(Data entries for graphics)
+===+
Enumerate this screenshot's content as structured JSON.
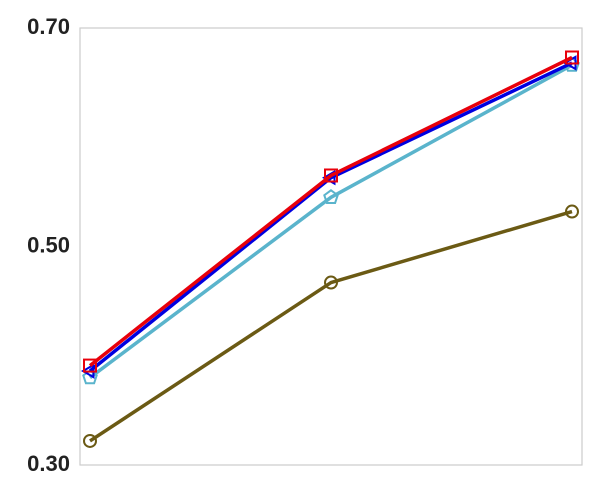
{
  "chart_data": {
    "type": "line",
    "categories": [
      null,
      null,
      null
    ],
    "series": [
      {
        "color": "#6b5a14",
        "marker": "circle",
        "values": [
          0.322,
          0.467,
          0.532
        ]
      },
      {
        "color": "#5ab4cc",
        "marker": "pentagon",
        "values": [
          0.38,
          0.545,
          0.666
        ]
      },
      {
        "color": "#0000e0",
        "marker": "triangle",
        "values": [
          0.386,
          0.563,
          0.668
        ]
      },
      {
        "color": "#e8000b",
        "marker": "square",
        "values": [
          0.391,
          0.565,
          0.673
        ]
      }
    ],
    "ylim": [
      0.3,
      0.7
    ],
    "yticks": [
      {
        "value": 0.3,
        "label": "0.30"
      },
      {
        "value": 0.5,
        "label": "0.50"
      },
      {
        "value": 0.7,
        "label": "0.70"
      }
    ],
    "grid": false
  }
}
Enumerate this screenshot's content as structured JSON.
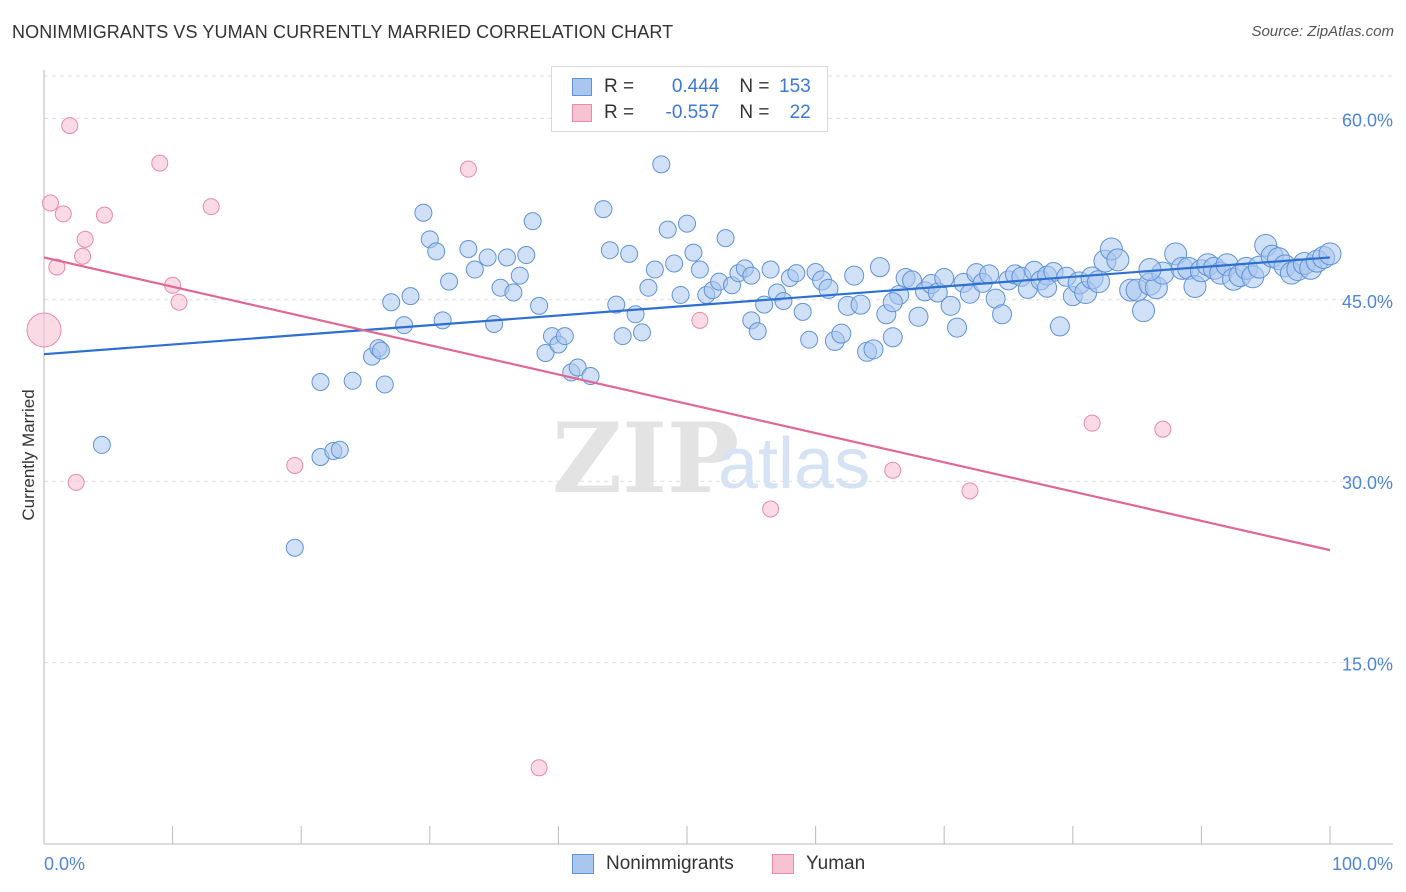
{
  "title": "NONIMMIGRANTS VS YUMAN CURRENTLY MARRIED CORRELATION CHART",
  "source": "Source: ZipAtlas.com",
  "watermark": {
    "zip": "ZIP",
    "atlas": "atlas"
  },
  "legend": {
    "rows": [
      {
        "r_label": "R = ",
        "r_value": "0.444",
        "n_label": "N = ",
        "n_value": "153"
      },
      {
        "r_label": "R = ",
        "r_value": "-0.557",
        "n_label": "N = ",
        "n_value": "22"
      }
    ]
  },
  "bottom_legend": [
    "Nonimmigrants",
    "Yuman"
  ],
  "colors": {
    "blue_fill": "#a9c7ee",
    "blue_stroke": "#5f93d8",
    "blue_line": "#2e70cf",
    "pink_fill": "#f7c3d3",
    "pink_stroke": "#e98aa8",
    "pink_line": "#e06894",
    "tick": "#4f86d6",
    "grid": "#dddddd"
  },
  "chart_data": {
    "type": "scatter",
    "title": "NONIMMIGRANTS VS YUMAN CURRENTLY MARRIED CORRELATION CHART",
    "xlabel": "",
    "ylabel": "Currently Married",
    "xlim": [
      0,
      100
    ],
    "ylim": [
      0,
      64
    ],
    "x_tick_labels": [
      "0.0%",
      "100.0%"
    ],
    "y_ticks": [
      15,
      30,
      45,
      60
    ],
    "y_tick_labels": [
      "15.0%",
      "30.0%",
      "45.0%",
      "60.0%"
    ],
    "grid": true,
    "series": [
      {
        "name": "Nonimmigrants",
        "r": 0.444,
        "n": 153,
        "trend": [
          [
            0,
            40.5
          ],
          [
            100,
            48.5
          ]
        ],
        "points": [
          [
            4.5,
            33.0
          ],
          [
            19.5,
            24.5
          ],
          [
            21.5,
            32.0
          ],
          [
            22.5,
            32.5
          ],
          [
            23.0,
            32.6
          ],
          [
            21.5,
            38.2
          ],
          [
            24.0,
            38.3
          ],
          [
            26.5,
            38.0
          ],
          [
            25.5,
            40.3
          ],
          [
            26.0,
            41.0
          ],
          [
            26.2,
            40.8
          ],
          [
            27.0,
            44.8
          ],
          [
            28.0,
            42.9
          ],
          [
            28.5,
            45.3
          ],
          [
            29.5,
            52.2
          ],
          [
            30.0,
            50.0
          ],
          [
            30.5,
            49.0
          ],
          [
            31.0,
            43.3
          ],
          [
            31.5,
            46.5
          ],
          [
            33.0,
            49.2
          ],
          [
            33.5,
            47.5
          ],
          [
            34.5,
            48.5
          ],
          [
            35.0,
            43.0
          ],
          [
            35.5,
            46.0
          ],
          [
            36.0,
            48.5
          ],
          [
            36.5,
            45.6
          ],
          [
            37.5,
            48.7
          ],
          [
            38.0,
            51.5
          ],
          [
            38.5,
            44.5
          ],
          [
            39.0,
            40.6
          ],
          [
            39.5,
            42.0
          ],
          [
            40.0,
            41.3
          ],
          [
            40.5,
            42.0
          ],
          [
            41.0,
            39.0
          ],
          [
            41.5,
            39.4
          ],
          [
            42.5,
            38.7
          ],
          [
            43.5,
            52.5
          ],
          [
            44.0,
            49.1
          ],
          [
            44.5,
            44.6
          ],
          [
            45.0,
            42.0
          ],
          [
            45.5,
            48.8
          ],
          [
            46.0,
            43.8
          ],
          [
            46.5,
            42.3
          ],
          [
            47.0,
            46.0
          ],
          [
            48.0,
            56.2
          ],
          [
            48.5,
            50.8
          ],
          [
            49.0,
            48.0
          ],
          [
            49.5,
            45.4
          ],
          [
            50.0,
            51.3
          ],
          [
            50.5,
            48.9
          ],
          [
            51.0,
            47.5
          ],
          [
            51.5,
            45.4
          ],
          [
            52.0,
            45.8
          ],
          [
            52.5,
            46.5
          ],
          [
            53.0,
            50.1
          ],
          [
            53.5,
            46.2
          ],
          [
            54.0,
            47.2
          ],
          [
            54.5,
            47.6
          ],
          [
            55.0,
            43.3
          ],
          [
            55.5,
            42.4
          ],
          [
            56.0,
            44.6
          ],
          [
            56.5,
            47.5
          ],
          [
            57.0,
            45.6
          ],
          [
            57.5,
            44.9
          ],
          [
            58.0,
            46.8
          ],
          [
            58.5,
            47.2
          ],
          [
            59.0,
            44.0
          ],
          [
            59.5,
            41.7
          ],
          [
            60.0,
            47.3
          ],
          [
            60.5,
            46.6
          ],
          [
            61.0,
            45.9
          ],
          [
            61.5,
            41.6
          ],
          [
            62.0,
            42.2
          ],
          [
            62.5,
            44.5
          ],
          [
            63.0,
            47.0
          ],
          [
            63.5,
            44.6
          ],
          [
            64.0,
            40.7
          ],
          [
            64.5,
            40.9
          ],
          [
            65.0,
            47.7
          ],
          [
            65.5,
            43.8
          ],
          [
            66.0,
            41.9
          ],
          [
            66.5,
            45.4
          ],
          [
            67.0,
            46.8
          ],
          [
            67.5,
            46.6
          ],
          [
            68.0,
            43.6
          ],
          [
            68.5,
            45.7
          ],
          [
            69.0,
            46.3
          ],
          [
            69.5,
            45.6
          ],
          [
            70.0,
            46.8
          ],
          [
            70.5,
            44.5
          ],
          [
            71.0,
            42.7
          ],
          [
            71.5,
            46.4
          ],
          [
            72.0,
            45.5
          ],
          [
            72.5,
            47.2
          ],
          [
            73.0,
            46.4
          ],
          [
            73.5,
            47.1
          ],
          [
            74.0,
            45.1
          ],
          [
            74.5,
            43.8
          ],
          [
            75.0,
            46.6
          ],
          [
            75.5,
            47.1
          ],
          [
            76.0,
            46.9
          ],
          [
            76.5,
            45.9
          ],
          [
            77.0,
            47.4
          ],
          [
            77.5,
            46.6
          ],
          [
            78.0,
            47.0
          ],
          [
            78.5,
            47.3
          ],
          [
            79.0,
            42.8
          ],
          [
            79.5,
            46.9
          ],
          [
            80.0,
            45.3
          ],
          [
            80.5,
            46.4
          ],
          [
            81.0,
            45.6
          ],
          [
            81.5,
            46.8
          ],
          [
            82.0,
            46.5
          ],
          [
            82.5,
            48.2
          ],
          [
            83.0,
            49.2
          ],
          [
            83.5,
            48.3
          ],
          [
            84.5,
            45.8
          ],
          [
            85.0,
            45.8
          ],
          [
            85.5,
            44.1
          ],
          [
            86.0,
            46.3
          ],
          [
            86.5,
            46.0
          ],
          [
            87.0,
            47.2
          ],
          [
            88.0,
            48.8
          ],
          [
            88.5,
            47.6
          ],
          [
            89.0,
            47.6
          ],
          [
            89.5,
            46.1
          ],
          [
            90.0,
            47.4
          ],
          [
            90.5,
            47.9
          ],
          [
            91.0,
            47.6
          ],
          [
            91.5,
            47.2
          ],
          [
            92.0,
            47.9
          ],
          [
            92.5,
            46.7
          ],
          [
            93.0,
            47.0
          ],
          [
            93.5,
            47.6
          ],
          [
            94.0,
            46.9
          ],
          [
            94.5,
            47.7
          ],
          [
            95.0,
            49.5
          ],
          [
            95.5,
            48.6
          ],
          [
            96.0,
            48.4
          ],
          [
            96.5,
            47.8
          ],
          [
            97.0,
            47.2
          ],
          [
            97.5,
            47.5
          ],
          [
            98.0,
            48.0
          ],
          [
            98.5,
            47.6
          ],
          [
            99.0,
            48.2
          ],
          [
            99.5,
            48.5
          ],
          [
            100.0,
            48.8
          ],
          [
            47.5,
            47.5
          ],
          [
            37.0,
            47.0
          ],
          [
            55.0,
            47.0
          ],
          [
            78.0,
            46.0
          ],
          [
            86.0,
            47.5
          ],
          [
            66.0,
            44.8
          ]
        ]
      },
      {
        "name": "Yuman",
        "r": -0.557,
        "n": 22,
        "trend": [
          [
            0,
            48.5
          ],
          [
            100,
            24.3
          ]
        ],
        "points": [
          [
            0.0,
            42.5
          ],
          [
            0.5,
            53.0
          ],
          [
            1.0,
            47.7
          ],
          [
            1.5,
            52.1
          ],
          [
            2.0,
            59.4
          ],
          [
            2.5,
            29.9
          ],
          [
            3.0,
            48.6
          ],
          [
            3.2,
            50.0
          ],
          [
            4.7,
            52.0
          ],
          [
            9.0,
            56.3
          ],
          [
            10.0,
            46.2
          ],
          [
            10.5,
            44.8
          ],
          [
            13.0,
            52.7
          ],
          [
            19.5,
            31.3
          ],
          [
            33.0,
            55.8
          ],
          [
            38.5,
            6.3
          ],
          [
            51.0,
            43.3
          ],
          [
            56.5,
            27.7
          ],
          [
            66.0,
            30.9
          ],
          [
            72.0,
            29.2
          ],
          [
            81.5,
            34.8
          ],
          [
            87.0,
            34.3
          ]
        ]
      }
    ]
  }
}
+===+
> [Set exercise] Note each line of the entries that has "title" in it, and copy those lines.

> [Task output]
  "title": "NONIMMIGRANTS VS YUMAN CURRENTLY MARRIED CORRELATION CHART",
    "title": "NONIMMIGRANTS VS YUMAN CURRENTLY MARRIED CORRELATION CHART",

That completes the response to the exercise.